Student safety has always been one of the biggest concerns in US society. Besides physical harmness, along with technology improvements, less-visible threats online have been rising, such as violent, pornographic, or other inappropriate information. It is getting grim, as a growing number of school districts offer laptops, iPad, Chromebooks or other devices for students to use in the classroom or at home. It is essential to keep an eye on students’ online activities so that school administrators and parents can identify potential threats or safety concerns early.

Illustration credit Ivan Jarvis
Why Securly
Nowadays, in the US, over 10,000+ schools have deployed online safety appliances a.k.a “Securly School” served by Securly Inc to monitor and filter students behaviors from any devices on their network. Instead of expensive devices, Securly School is supported by cloud-based services, for example, detect content on devices and block it, scan email, doc and drive for nudity, cyber-bullying and self-harm, etc. By leveraging these features, school administrators can monitor students’ use of school devices including internet usage while on the school network. Controlling the Wi-Fi connection of students’ school devices is also feasible. What if students use devices out of school network, for example, at home after school. Can parents play as school administrators to monitor children’s activities online in real time ? This critical problem was what my team and I figured out.
Terminologies referred in Home App

Who are the target users?
Securly Parents and Hub Parents are typically two target users of this Securly Home app. Securly parents can monitor school devices via Securly Home App with grants from school. Hub parents can use Securly App to manage personal devices via Securly Hub connecting to the router at home.


Insight from Home App and device management
In order to find the problem, I talked with the support team to see all feedback from the users and interviewed 5 participants who never used this app before. My goals was to understand the challenges Secruly Parents and Hub Parents faced.


Design Strategy
Vision
To provide a flawless experience for parents who use Home App to enable children’s internet safety at home. To complete the product line of Securly for dominating market share of network safety solution providers, filling the gap that parents can not monitor and/or manage personal devices at home.

____________

§ What you will do: Copy the passage from the Securly Home app write-up, starting at "Terminologies referred in" and ending at "Hub Parents faced.".

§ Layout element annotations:
____________

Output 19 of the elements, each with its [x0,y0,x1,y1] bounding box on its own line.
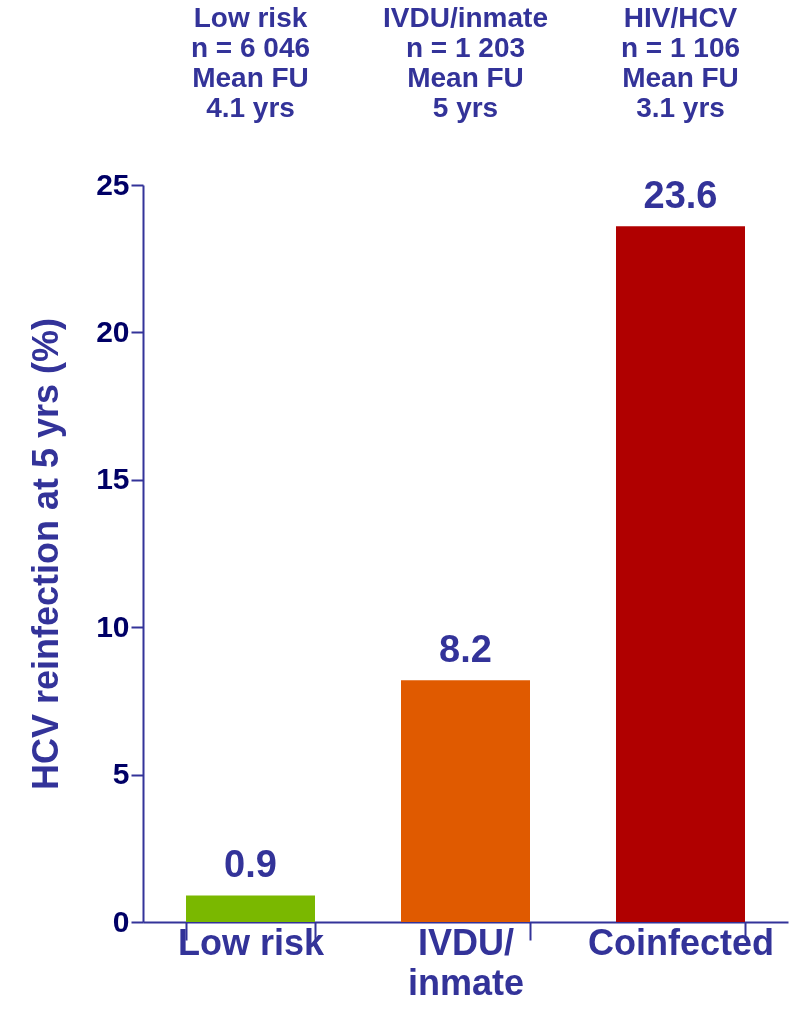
data-label: 23.6 [643,174,718,217]
y-axis-title: HCV reinfection at 5 yrs (%) [25,317,67,791]
x-tick-label: Coinfected [587,921,775,963]
y-tick-label: 0 [112,904,130,938]
y-tick-label: 10 [96,609,130,643]
y-tick-label: 15 [96,462,130,496]
data-label: 0.9 [224,843,277,886]
text: IVDU/inmate n = 1 203 Mean FU 5 yrs [383,2,548,123]
text: HIV/HCV n = 1 106 Mean FU 3.1 yrs [620,2,741,123]
data-label: 8.2 [439,628,492,671]
y-tick-label: 20 [96,314,130,348]
y-tick-label: 5 [112,757,130,791]
x-tick-label: Low risk [177,921,325,963]
text: Low risk n = 6 046 Mean FU 4.1 yrs [190,2,311,123]
x-tick-label: IVDU/ inmate [407,921,525,1003]
y-tick-label: 25 [96,167,130,201]
bar [186,895,315,922]
bar [616,226,745,922]
bar [401,680,530,922]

____________

§ Problem solution:
Terminologies referred in Home App

Who are the target users?
Securly Parents and Hub Parents are typically two target users of this Securly Home app. Securly parents can monitor school devices via Securly Home App with grants from school. Hub parents can use Securly App to manage personal devices via Securly Hub connecting to the router at home.


Insight from Home App and device management
In order to find the problem, I talked with the support team to see all feedback from the users and interviewed 5 participants who never used this app before. My goals was to understand the challenges Secruly Parents and Hub Parents faced.